» Task to complete: Type out the data exactly as given. Skip any image.

--- Begin Material shown ---

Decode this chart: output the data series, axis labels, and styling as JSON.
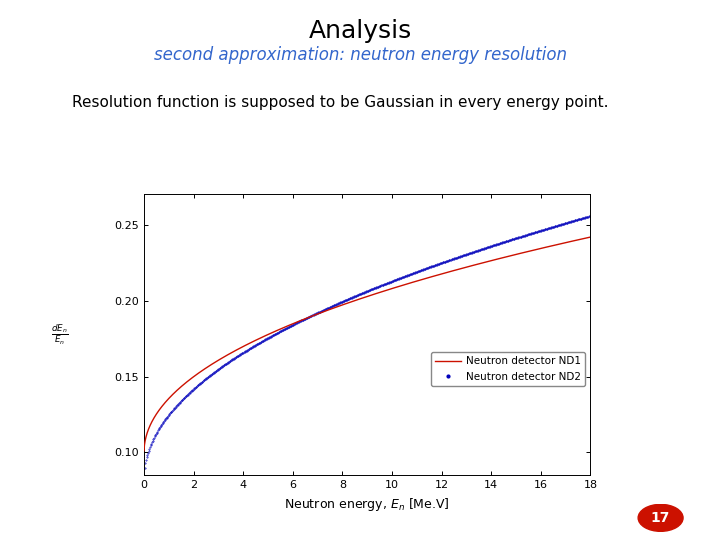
{
  "title": "Analysis",
  "subtitle": "second approximation: neutron energy resolution",
  "body_text": "Resolution function is supposed to be Gaussian in every energy point.",
  "xlabel": "Neutron energy, E_n [Me.V]",
  "ylabel_line1": "E_n",
  "ylabel_line2": "dE_n",
  "xlim": [
    0,
    18
  ],
  "ylim": [
    0.085,
    0.27
  ],
  "yticks": [
    0.1,
    0.15,
    0.2,
    0.25
  ],
  "xticks": [
    0,
    2,
    4,
    6,
    8,
    10,
    12,
    14,
    16,
    18
  ],
  "title_fontsize": 18,
  "subtitle_fontsize": 12,
  "body_fontsize": 11,
  "axis_fontsize": 8,
  "title_color": "#000000",
  "subtitle_color": "#3366cc",
  "nd1_color": "#cc1100",
  "nd2_color": "#0000bb",
  "nd1_label": "Neutron detector ND1",
  "nd2_label": "Neutron detector ND2",
  "page_number": "17",
  "background_color": "#ffffff"
}
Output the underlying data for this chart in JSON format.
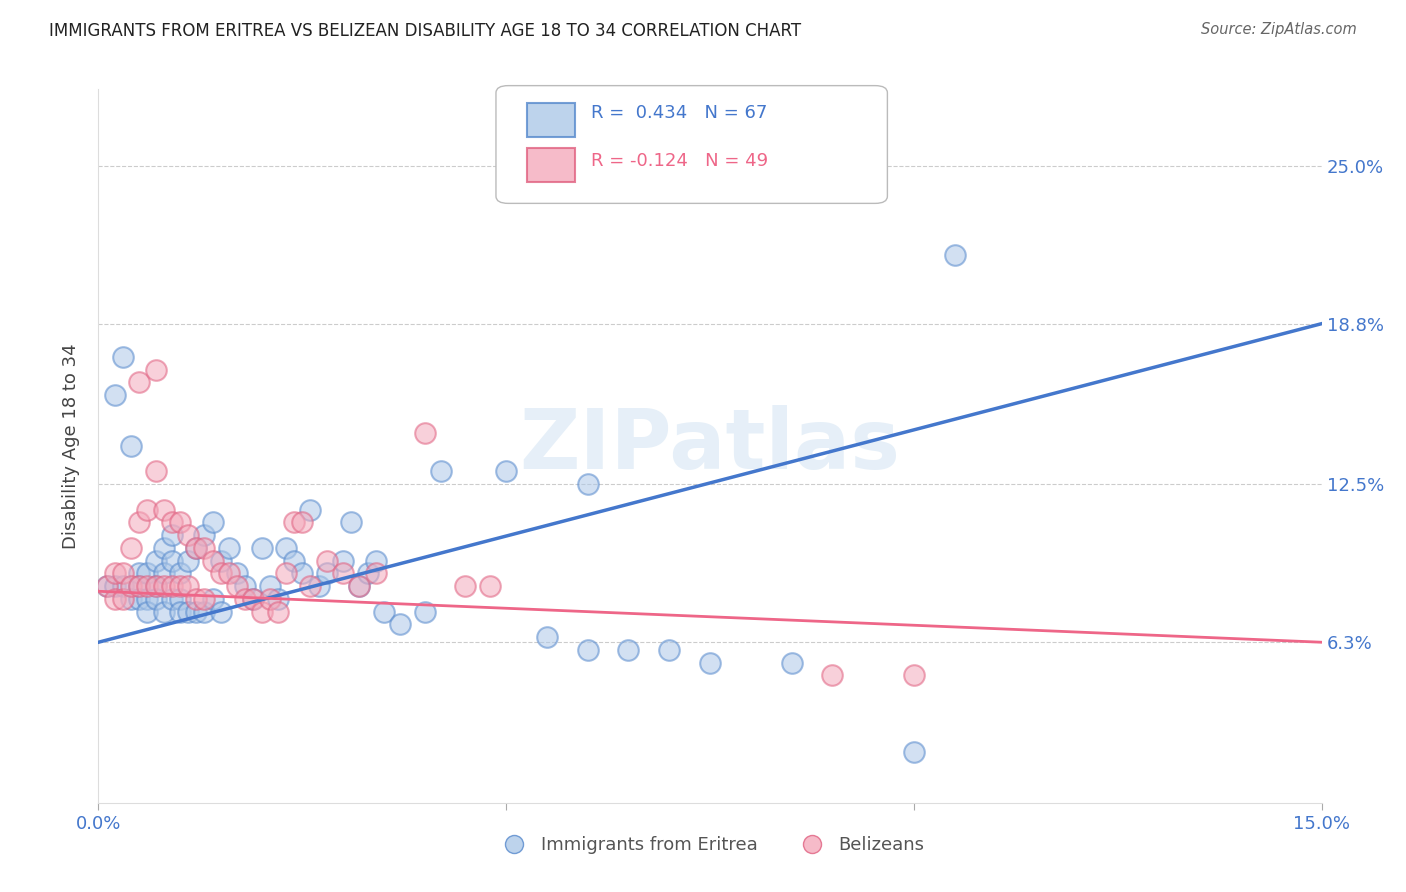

--- End Material shown ---

» Output for this task:
Decode this chart: output the data series, axis labels, and styling as JSON.
{
  "title": "Analysis",
  "subtitle": "second approximation: neutron energy resolution",
  "body_text": "Resolution function is supposed to be Gaussian in every energy point.",
  "xlabel": "Neutron energy, E_n [Me.V]",
  "ylabel_line1": "E_n",
  "ylabel_line2": "dE_n",
  "xlim": [
    0,
    18
  ],
  "ylim": [
    0.085,
    0.27
  ],
  "yticks": [
    0.1,
    0.15,
    0.2,
    0.25
  ],
  "xticks": [
    0,
    2,
    4,
    6,
    8,
    10,
    12,
    14,
    16,
    18
  ],
  "title_fontsize": 18,
  "subtitle_fontsize": 12,
  "body_fontsize": 11,
  "axis_fontsize": 8,
  "title_color": "#000000",
  "subtitle_color": "#3366cc",
  "nd1_color": "#cc1100",
  "nd2_color": "#0000bb",
  "nd1_label": "Neutron detector ND1",
  "nd2_label": "Neutron detector ND2",
  "page_number": "17",
  "background_color": "#ffffff"
}
Output the underlying data for this chart in JSON format.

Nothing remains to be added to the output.